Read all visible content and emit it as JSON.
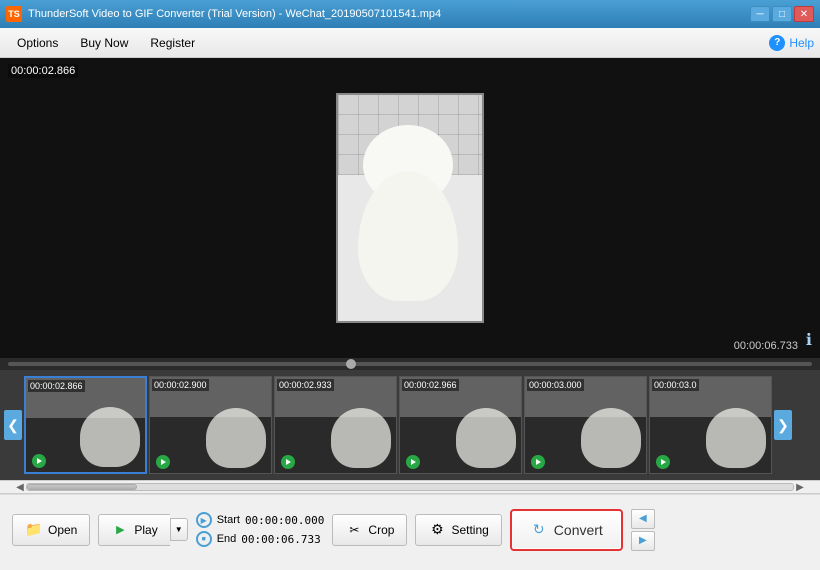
{
  "titleBar": {
    "title": "ThunderSoft Video to GIF Converter (Trial Version) - WeChat_20190507101541.mp4",
    "icon": "TS",
    "controls": {
      "minimize": "─",
      "maximize": "□",
      "close": "✕"
    }
  },
  "menuBar": {
    "items": [
      "Options",
      "Buy Now",
      "Register"
    ],
    "help": "Help",
    "helpLabel": "?"
  },
  "videoArea": {
    "timestamp": "00:00:02.866",
    "totalTime": "00:00:06.733",
    "infoIcon": "ℹ"
  },
  "thumbnails": [
    {
      "time": "00:00:02.866",
      "selected": true
    },
    {
      "time": "00:00:02.900",
      "selected": false
    },
    {
      "time": "00:00:02.933",
      "selected": false
    },
    {
      "time": "00:00:02.966",
      "selected": false
    },
    {
      "time": "00:00:03.000",
      "selected": false
    },
    {
      "time": "00:00:03.0",
      "selected": false
    }
  ],
  "bottomControls": {
    "openLabel": "Open",
    "playLabel": "Play",
    "startLabel": "Start",
    "startTime": "00:00:00.000",
    "endLabel": "End",
    "endTime": "00:00:06.733",
    "cropLabel": "Crop",
    "settingLabel": "Setting",
    "convertLabel": "Convert",
    "prevLabel": "◀",
    "nextLabel": "▶"
  }
}
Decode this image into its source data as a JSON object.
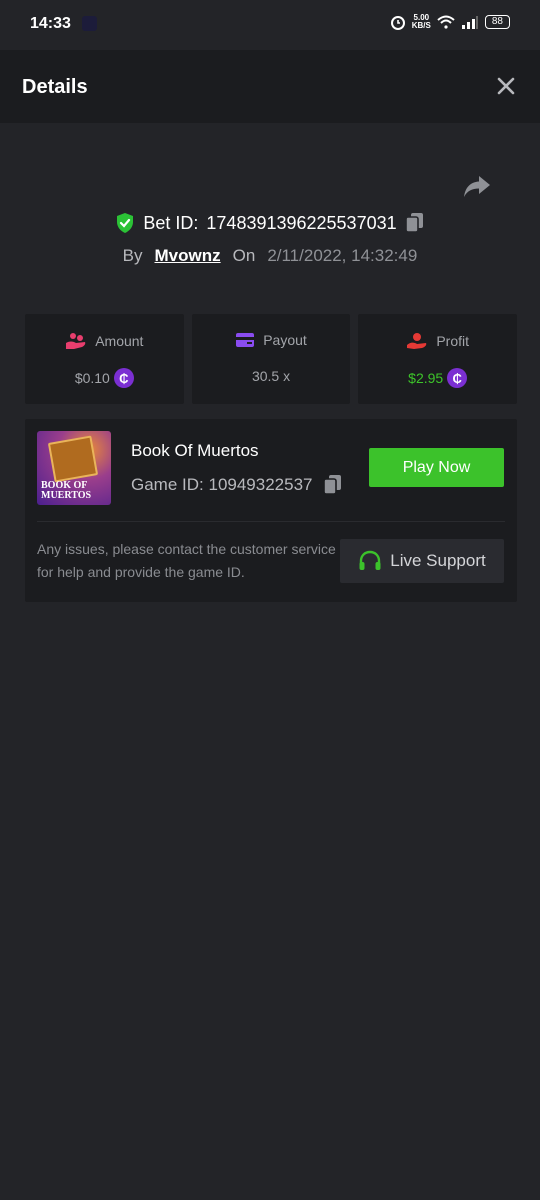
{
  "status_bar": {
    "time": "14:33",
    "speed_value": "5.00",
    "speed_unit": "KB/S",
    "battery": "88"
  },
  "header": {
    "title": "Details"
  },
  "bet": {
    "id_label": "Bet ID:",
    "id_value": "1748391396225537031",
    "by_label": "By",
    "username": "Mvownz",
    "on_label": "On",
    "date": "2/11/2022, 14:32:49"
  },
  "stats": {
    "amount_label": "Amount",
    "amount_value": "$0.10",
    "payout_label": "Payout",
    "payout_value": "30.5 x",
    "profit_label": "Profit",
    "profit_value": "$2.95",
    "coin_symbol": "₵"
  },
  "game": {
    "thumb_text_line1": "BOOK OF",
    "thumb_text_line2": "MUERTOS",
    "name": "Book Of Muertos",
    "id_label": "Game ID:",
    "id_value": "10949322537",
    "play_label": "Play Now",
    "help_text": "Any issues, please contact the customer service for help and provide the game ID.",
    "support_label": "Live Support"
  },
  "colors": {
    "background": "#232428",
    "card": "#1b1c1f",
    "accent_green": "#3cc22b",
    "coin_purple": "#7b2fd2",
    "amount_icon": "#e83e6e",
    "payout_icon": "#8a4cf0",
    "profit_icon": "#e53935"
  },
  "icons": {
    "close": "close-icon",
    "share": "share-icon",
    "shield": "shield-check-icon",
    "copy": "copy-icon",
    "amount": "coins-hand-icon",
    "payout": "card-icon",
    "profit": "hand-coin-icon",
    "support": "headset-icon"
  }
}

◆ REQUIREMENT
Print each line of the material above exactly, with the pictures removed from your copy.

◆ WRITTEN SOLUTION
Read all visible content and emit it as JSON.
{
  "titleBar": {
    "title": "ThunderSoft Video to GIF Converter (Trial Version) - WeChat_20190507101541.mp4",
    "icon": "TS",
    "controls": {
      "minimize": "─",
      "maximize": "□",
      "close": "✕"
    }
  },
  "menuBar": {
    "items": [
      "Options",
      "Buy Now",
      "Register"
    ],
    "help": "Help",
    "helpLabel": "?"
  },
  "videoArea": {
    "timestamp": "00:00:02.866",
    "totalTime": "00:00:06.733",
    "infoIcon": "ℹ"
  },
  "thumbnails": [
    {
      "time": "00:00:02.866",
      "selected": true
    },
    {
      "time": "00:00:02.900",
      "selected": false
    },
    {
      "time": "00:00:02.933",
      "selected": false
    },
    {
      "time": "00:00:02.966",
      "selected": false
    },
    {
      "time": "00:00:03.000",
      "selected": false
    },
    {
      "time": "00:00:03.0",
      "selected": false
    }
  ],
  "bottomControls": {
    "openLabel": "Open",
    "playLabel": "Play",
    "startLabel": "Start",
    "startTime": "00:00:00.000",
    "endLabel": "End",
    "endTime": "00:00:06.733",
    "cropLabel": "Crop",
    "settingLabel": "Setting",
    "convertLabel": "Convert",
    "prevLabel": "◀",
    "nextLabel": "▶"
  }
}
Decode this image into its source data as a JSON object.
{
  "status_bar": {
    "time": "14:33",
    "speed_value": "5.00",
    "speed_unit": "KB/S",
    "battery": "88"
  },
  "header": {
    "title": "Details"
  },
  "bet": {
    "id_label": "Bet ID:",
    "id_value": "1748391396225537031",
    "by_label": "By",
    "username": "Mvownz",
    "on_label": "On",
    "date": "2/11/2022, 14:32:49"
  },
  "stats": {
    "amount_label": "Amount",
    "amount_value": "$0.10",
    "payout_label": "Payout",
    "payout_value": "30.5 x",
    "profit_label": "Profit",
    "profit_value": "$2.95",
    "coin_symbol": "₵"
  },
  "game": {
    "thumb_text_line1": "BOOK OF",
    "thumb_text_line2": "MUERTOS",
    "name": "Book Of Muertos",
    "id_label": "Game ID:",
    "id_value": "10949322537",
    "play_label": "Play Now",
    "help_text": "Any issues, please contact the customer service for help and provide the game ID.",
    "support_label": "Live Support"
  },
  "colors": {
    "background": "#232428",
    "card": "#1b1c1f",
    "accent_green": "#3cc22b",
    "coin_purple": "#7b2fd2",
    "amount_icon": "#e83e6e",
    "payout_icon": "#8a4cf0",
    "profit_icon": "#e53935"
  },
  "icons": {
    "close": "close-icon",
    "share": "share-icon",
    "shield": "shield-check-icon",
    "copy": "copy-icon",
    "amount": "coins-hand-icon",
    "payout": "card-icon",
    "profit": "hand-coin-icon",
    "support": "headset-icon"
  }
}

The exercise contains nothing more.